WORK TO DO:
Output all lines exactly, with nothing added or dropped.

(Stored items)
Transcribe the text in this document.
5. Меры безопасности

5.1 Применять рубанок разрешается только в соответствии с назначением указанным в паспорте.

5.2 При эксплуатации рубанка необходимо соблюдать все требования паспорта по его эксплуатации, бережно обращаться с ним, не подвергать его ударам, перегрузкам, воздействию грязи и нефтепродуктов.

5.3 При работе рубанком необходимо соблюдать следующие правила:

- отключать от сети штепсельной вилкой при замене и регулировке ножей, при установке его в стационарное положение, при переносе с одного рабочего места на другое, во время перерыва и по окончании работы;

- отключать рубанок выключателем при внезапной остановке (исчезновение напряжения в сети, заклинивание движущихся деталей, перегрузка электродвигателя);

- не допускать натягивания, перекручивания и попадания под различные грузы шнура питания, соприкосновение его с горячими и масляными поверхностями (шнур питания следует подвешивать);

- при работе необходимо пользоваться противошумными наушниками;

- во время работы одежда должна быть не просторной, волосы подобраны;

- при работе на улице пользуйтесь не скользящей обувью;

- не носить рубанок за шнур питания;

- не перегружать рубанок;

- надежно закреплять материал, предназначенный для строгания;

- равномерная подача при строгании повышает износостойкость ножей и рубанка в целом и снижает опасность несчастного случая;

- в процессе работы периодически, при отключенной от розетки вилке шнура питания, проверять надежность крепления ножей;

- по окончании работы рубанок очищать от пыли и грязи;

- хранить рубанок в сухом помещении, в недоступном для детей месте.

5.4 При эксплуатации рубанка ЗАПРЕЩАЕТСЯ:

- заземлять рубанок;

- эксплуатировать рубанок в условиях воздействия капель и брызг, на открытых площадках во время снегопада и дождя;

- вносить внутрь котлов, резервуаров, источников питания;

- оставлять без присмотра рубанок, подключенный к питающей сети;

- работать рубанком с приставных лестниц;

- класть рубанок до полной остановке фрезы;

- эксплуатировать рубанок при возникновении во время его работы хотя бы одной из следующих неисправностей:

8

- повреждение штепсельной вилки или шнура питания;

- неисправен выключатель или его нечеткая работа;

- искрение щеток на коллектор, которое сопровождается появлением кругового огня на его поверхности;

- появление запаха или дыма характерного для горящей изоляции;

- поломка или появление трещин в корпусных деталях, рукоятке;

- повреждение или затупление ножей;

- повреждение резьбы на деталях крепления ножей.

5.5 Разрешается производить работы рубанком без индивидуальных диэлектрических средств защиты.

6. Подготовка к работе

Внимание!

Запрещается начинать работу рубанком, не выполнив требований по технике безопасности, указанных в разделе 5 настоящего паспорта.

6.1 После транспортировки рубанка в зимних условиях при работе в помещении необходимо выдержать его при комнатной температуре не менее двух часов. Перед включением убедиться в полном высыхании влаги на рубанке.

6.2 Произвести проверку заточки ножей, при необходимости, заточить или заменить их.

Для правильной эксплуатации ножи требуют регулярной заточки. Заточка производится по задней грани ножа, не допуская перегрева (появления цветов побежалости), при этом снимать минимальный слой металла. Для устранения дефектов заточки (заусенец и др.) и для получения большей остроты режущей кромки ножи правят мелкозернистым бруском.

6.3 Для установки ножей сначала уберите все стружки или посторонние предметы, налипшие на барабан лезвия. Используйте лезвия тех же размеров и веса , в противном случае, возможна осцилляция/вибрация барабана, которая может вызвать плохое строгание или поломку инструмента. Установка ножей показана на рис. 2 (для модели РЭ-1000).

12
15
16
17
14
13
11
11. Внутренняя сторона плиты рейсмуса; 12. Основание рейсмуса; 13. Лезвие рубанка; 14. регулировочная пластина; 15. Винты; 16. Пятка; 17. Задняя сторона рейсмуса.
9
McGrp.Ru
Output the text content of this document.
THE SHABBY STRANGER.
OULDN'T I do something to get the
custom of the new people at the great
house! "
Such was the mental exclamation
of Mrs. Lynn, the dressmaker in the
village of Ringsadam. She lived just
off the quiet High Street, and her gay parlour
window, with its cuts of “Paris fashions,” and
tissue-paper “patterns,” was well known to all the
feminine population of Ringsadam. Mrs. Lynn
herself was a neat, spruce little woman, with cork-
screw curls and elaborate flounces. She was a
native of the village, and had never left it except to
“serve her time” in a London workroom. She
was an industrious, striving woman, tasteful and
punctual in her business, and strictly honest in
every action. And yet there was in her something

RESPONSE TO THIS TASK:
Transcribe the text in this document.
5. Меры безопасности

5.1 Применять рубанок разрешается только в соответствии с назначением указанным в паспорте.

5.2 При эксплуатации рубанка необходимо соблюдать все требования паспорта по его эксплуатации, бережно обращаться с ним, не подвергать его ударам, перегрузкам, воздействию грязи и нефтепродуктов.

5.3 При работе рубанком необходимо соблюдать следующие правила:

- отключать от сети штепсельной вилкой при замене и регулировке ножей, при установке его в стационарное положение, при переносе с одного рабочего места на другое, во время перерыва и по окончании работы;

- отключать рубанок выключателем при внезапной остановке (исчезновение напряжения в сети, заклинивание движущихся деталей, перегрузка электродвигателя);

- не допускать натягивания, перекручивания и попадания под различные грузы шнура питания, соприкосновение его с горячими и масляными поверхностями (шнур питания следует подвешивать);

- при работе необходимо пользоваться противошумными наушниками;

- во время работы одежда должна быть не просторной, волосы подобраны;

- при работе на улице пользуйтесь не скользящей обувью;

- не носить рубанок за шнур питания;

- не перегружать рубанок;

- надежно закреплять материал, предназначенный для строгания;

- равномерная подача при строгании повышает износостойкость ножей и рубанка в целом и снижает опасность несчастного случая;

- в процессе работы периодически, при отключенной от розетки вилке шнура питания, проверять надежность крепления ножей;

- по окончании работы рубанок очищать от пыли и грязи;

- хранить рубанок в сухом помещении, в недоступном для детей месте.

5.4 При эксплуатации рубанка ЗАПРЕЩАЕТСЯ:

- заземлять рубанок;

- эксплуатировать рубанок в условиях воздействия капель и брызг, на открытых площадках во время снегопада и дождя;

- вносить внутрь котлов, резервуаров, источников питания;

- оставлять без присмотра рубанок, подключенный к питающей сети;

- работать рубанком с приставных лестниц;

- класть рубанок до полной остановке фрезы;

- эксплуатировать рубанок при возникновении во время его работы хотя бы одной из следующих неисправностей:

8

- повреждение штепсельной вилки или шнура питания;

- неисправен выключатель или его нечеткая работа;

- искрение щеток на коллектор, которое сопровождается появлением кругового огня на его поверхности;

- появление запаха или дыма характерного для горящей изоляции;

- поломка или появление трещин в корпусных деталях, рукоятке;

- повреждение или затупление ножей;

- повреждение резьбы на деталях крепления ножей.

5.5 Разрешается производить работы рубанком без индивидуальных диэлектрических средств защиты.

6. Подготовка к работе

Внимание!

Запрещается начинать работу рубанком, не выполнив требований по технике безопасности, указанных в разделе 5 настоящего паспорта.

6.1 После транспортировки рубанка в зимних условиях при работе в помещении необходимо выдержать его при комнатной температуре не менее двух часов. Перед включением убедиться в полном высыхании влаги на рубанке.

6.2 Произвести проверку заточки ножей, при необходимости, заточить или заменить их.

Для правильной эксплуатации ножи требуют регулярной заточки. Заточка производится по задней грани ножа, не допуская перегрева (появления цветов побежалости), при этом снимать минимальный слой металла. Для устранения дефектов заточки (заусенец и др.) и для получения большей остроты режущей кромки ножи правят мелкозернистым бруском.

6.3 Для установки ножей сначала уберите все стружки или посторонние предметы, налипшие на барабан лезвия. Используйте лезвия тех же размеров и веса , в противном случае, возможна осцилляция/вибрация барабана, которая может вызвать плохое строгание или поломку инструмента. Установка ножей показана на рис. 2 (для модели РЭ-1000).

12
15
16
17
14
13
11
11. Внутренняя сторона плиты рейсмуса; 12. Основание рейсмуса; 13. Лезвие рубанка; 14. регулировочная пластина; 15. Винты; 16. Пятка; 17. Задняя сторона рейсмуса.
9
McGrp.Ru
Output the text content of this document.
THE SHABBY STRANGER.
OULDN'T I do something to get the
custom of the new people at the great
house! "
Such was the mental exclamation
of Mrs. Lynn, the dressmaker in the
village of Ringsadam. She lived just
off the quiet High Street, and her gay parlour
window, with its cuts of “Paris fashions,” and
tissue-paper “patterns,” was well known to all the
feminine population of Ringsadam. Mrs. Lynn
herself was a neat, spruce little woman, with cork-
screw curls and elaborate flounces. She was a
native of the village, and had never left it except to
“serve her time” in a London workroom. She
was an industrious, striving woman, tasteful and
punctual in her business, and strictly honest in
every action. And yet there was in her something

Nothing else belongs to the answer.